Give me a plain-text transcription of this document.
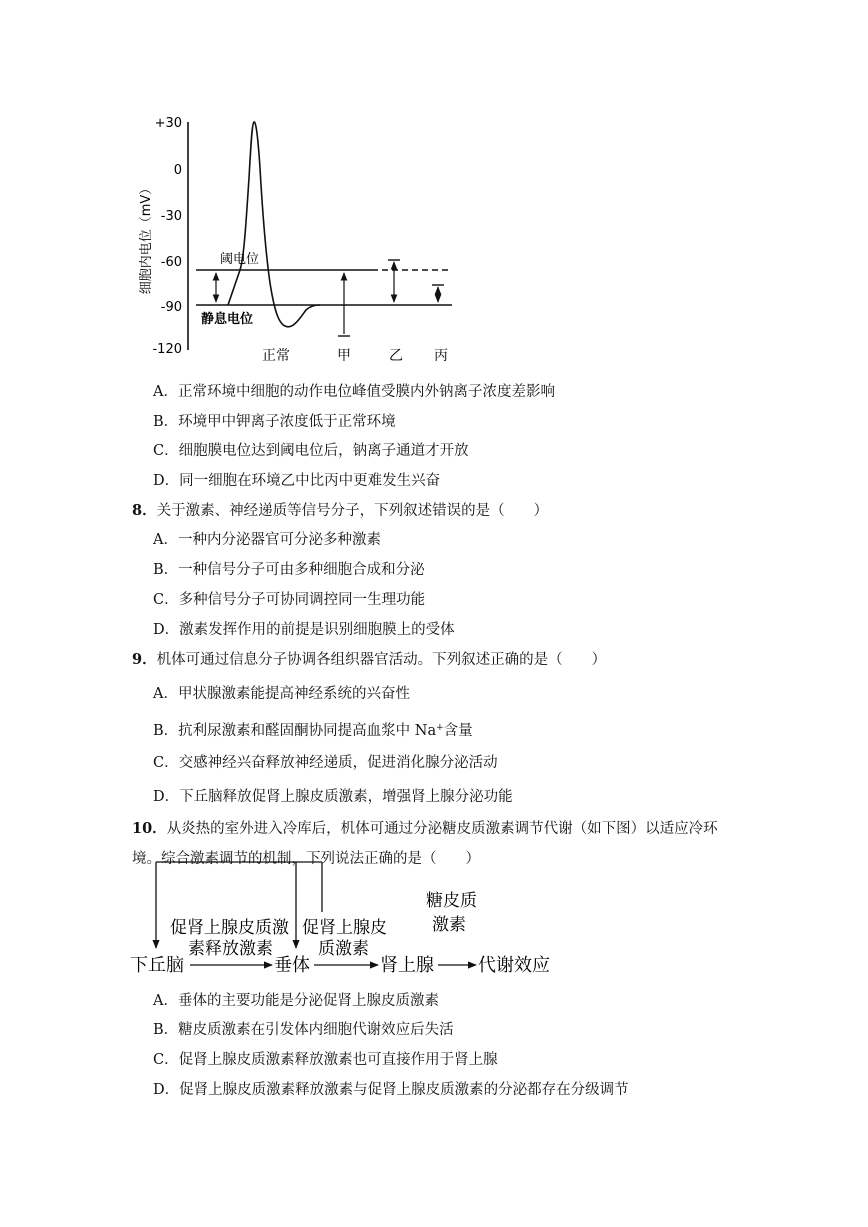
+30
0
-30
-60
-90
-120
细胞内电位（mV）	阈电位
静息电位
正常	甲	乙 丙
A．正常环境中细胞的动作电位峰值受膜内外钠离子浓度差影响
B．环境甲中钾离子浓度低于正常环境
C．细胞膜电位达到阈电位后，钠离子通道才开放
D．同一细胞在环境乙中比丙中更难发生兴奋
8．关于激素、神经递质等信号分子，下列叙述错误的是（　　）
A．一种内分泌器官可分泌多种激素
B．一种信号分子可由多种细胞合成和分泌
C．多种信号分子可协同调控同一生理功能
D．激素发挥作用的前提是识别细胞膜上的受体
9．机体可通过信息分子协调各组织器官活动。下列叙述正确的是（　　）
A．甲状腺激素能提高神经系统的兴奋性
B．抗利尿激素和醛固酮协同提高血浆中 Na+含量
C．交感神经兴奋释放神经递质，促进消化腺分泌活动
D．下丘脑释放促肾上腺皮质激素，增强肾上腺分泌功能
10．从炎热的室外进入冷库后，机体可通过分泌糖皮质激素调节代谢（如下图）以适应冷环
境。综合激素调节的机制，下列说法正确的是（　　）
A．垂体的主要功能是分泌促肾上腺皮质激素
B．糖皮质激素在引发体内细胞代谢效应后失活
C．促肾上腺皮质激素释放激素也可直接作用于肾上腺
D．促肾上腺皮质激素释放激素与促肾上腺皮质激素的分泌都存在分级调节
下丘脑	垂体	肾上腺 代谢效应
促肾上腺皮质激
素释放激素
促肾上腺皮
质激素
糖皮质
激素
________
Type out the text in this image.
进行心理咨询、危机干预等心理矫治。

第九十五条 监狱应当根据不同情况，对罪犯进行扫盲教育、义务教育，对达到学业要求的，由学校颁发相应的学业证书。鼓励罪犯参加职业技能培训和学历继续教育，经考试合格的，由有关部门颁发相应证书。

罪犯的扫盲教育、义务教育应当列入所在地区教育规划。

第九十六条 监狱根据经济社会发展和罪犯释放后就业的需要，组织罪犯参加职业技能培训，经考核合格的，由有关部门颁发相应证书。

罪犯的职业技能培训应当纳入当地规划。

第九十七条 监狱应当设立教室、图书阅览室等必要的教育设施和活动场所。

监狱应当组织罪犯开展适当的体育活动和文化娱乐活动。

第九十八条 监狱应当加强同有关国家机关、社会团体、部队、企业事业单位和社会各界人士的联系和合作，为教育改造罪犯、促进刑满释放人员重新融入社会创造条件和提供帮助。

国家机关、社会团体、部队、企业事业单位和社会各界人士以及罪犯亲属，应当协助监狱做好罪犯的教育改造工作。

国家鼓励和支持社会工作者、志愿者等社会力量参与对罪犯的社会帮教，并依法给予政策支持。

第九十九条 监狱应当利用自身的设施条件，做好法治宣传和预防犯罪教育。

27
________
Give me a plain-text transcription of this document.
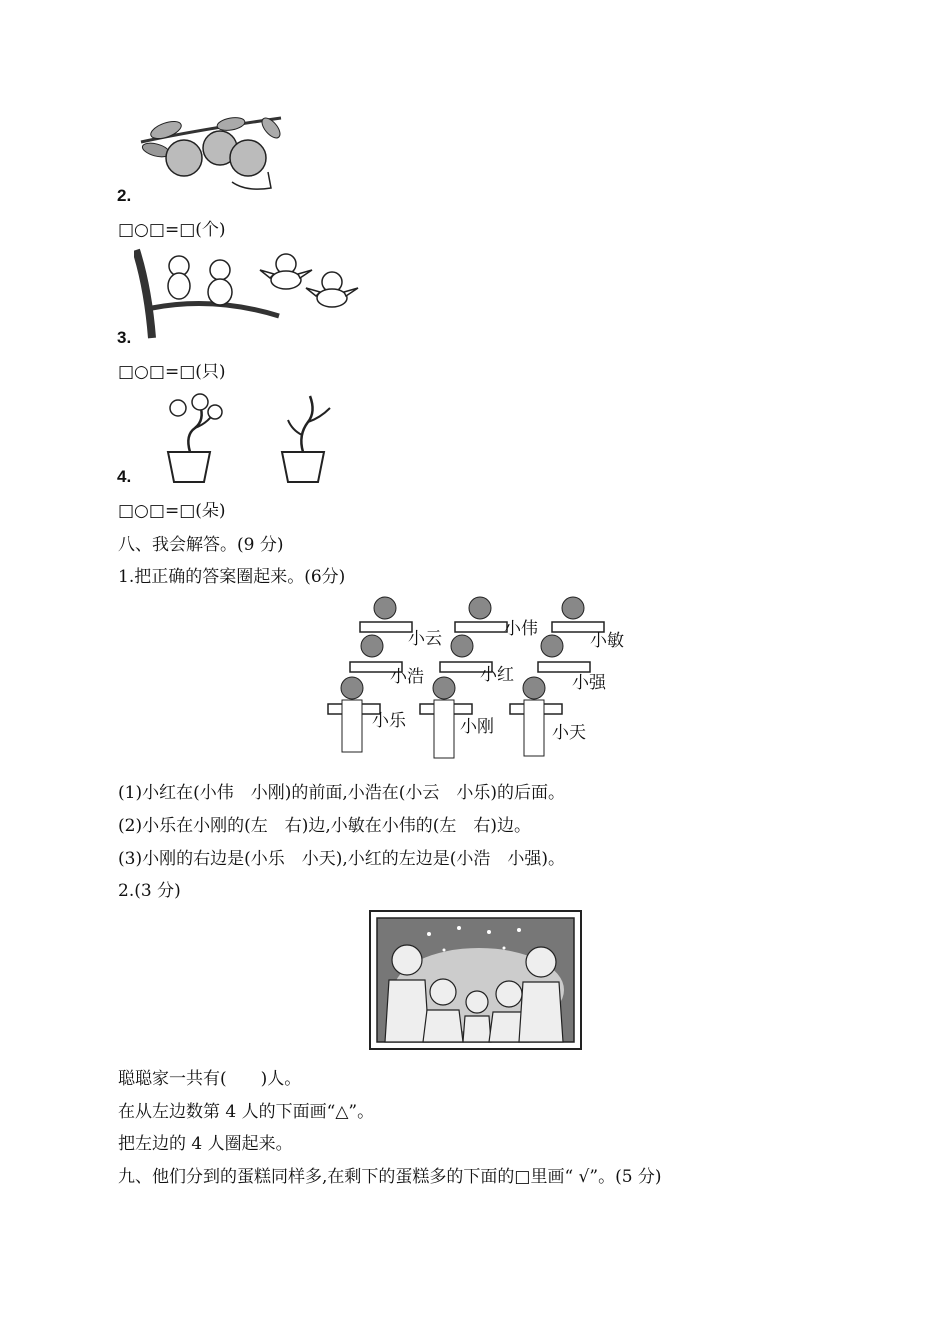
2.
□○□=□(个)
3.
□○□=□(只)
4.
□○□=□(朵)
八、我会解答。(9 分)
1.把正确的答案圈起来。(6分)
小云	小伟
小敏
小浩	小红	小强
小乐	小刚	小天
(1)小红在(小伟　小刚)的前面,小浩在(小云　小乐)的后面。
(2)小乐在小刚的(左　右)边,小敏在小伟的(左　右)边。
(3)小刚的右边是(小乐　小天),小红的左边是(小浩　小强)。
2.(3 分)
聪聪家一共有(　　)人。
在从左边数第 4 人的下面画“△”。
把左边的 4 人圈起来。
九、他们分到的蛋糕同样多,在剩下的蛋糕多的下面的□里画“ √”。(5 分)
________
**REQUIRED TASK**
Go through the entries above and pull out each line with "社会团体" in it.

**TASK SOLUTION**
第九十八条 监狱应当加强同有关国家机关、社会团体、部队、企业事业单位和社会各界人士的联系和合作，为教育改造罪犯、促进刑满释放人员重新融入社会创造条件和提供帮助。
国家机关、社会团体、部队、企业事业单位和社会各界人士以及罪犯亲属，应当协助监狱做好罪犯的教育改造工作。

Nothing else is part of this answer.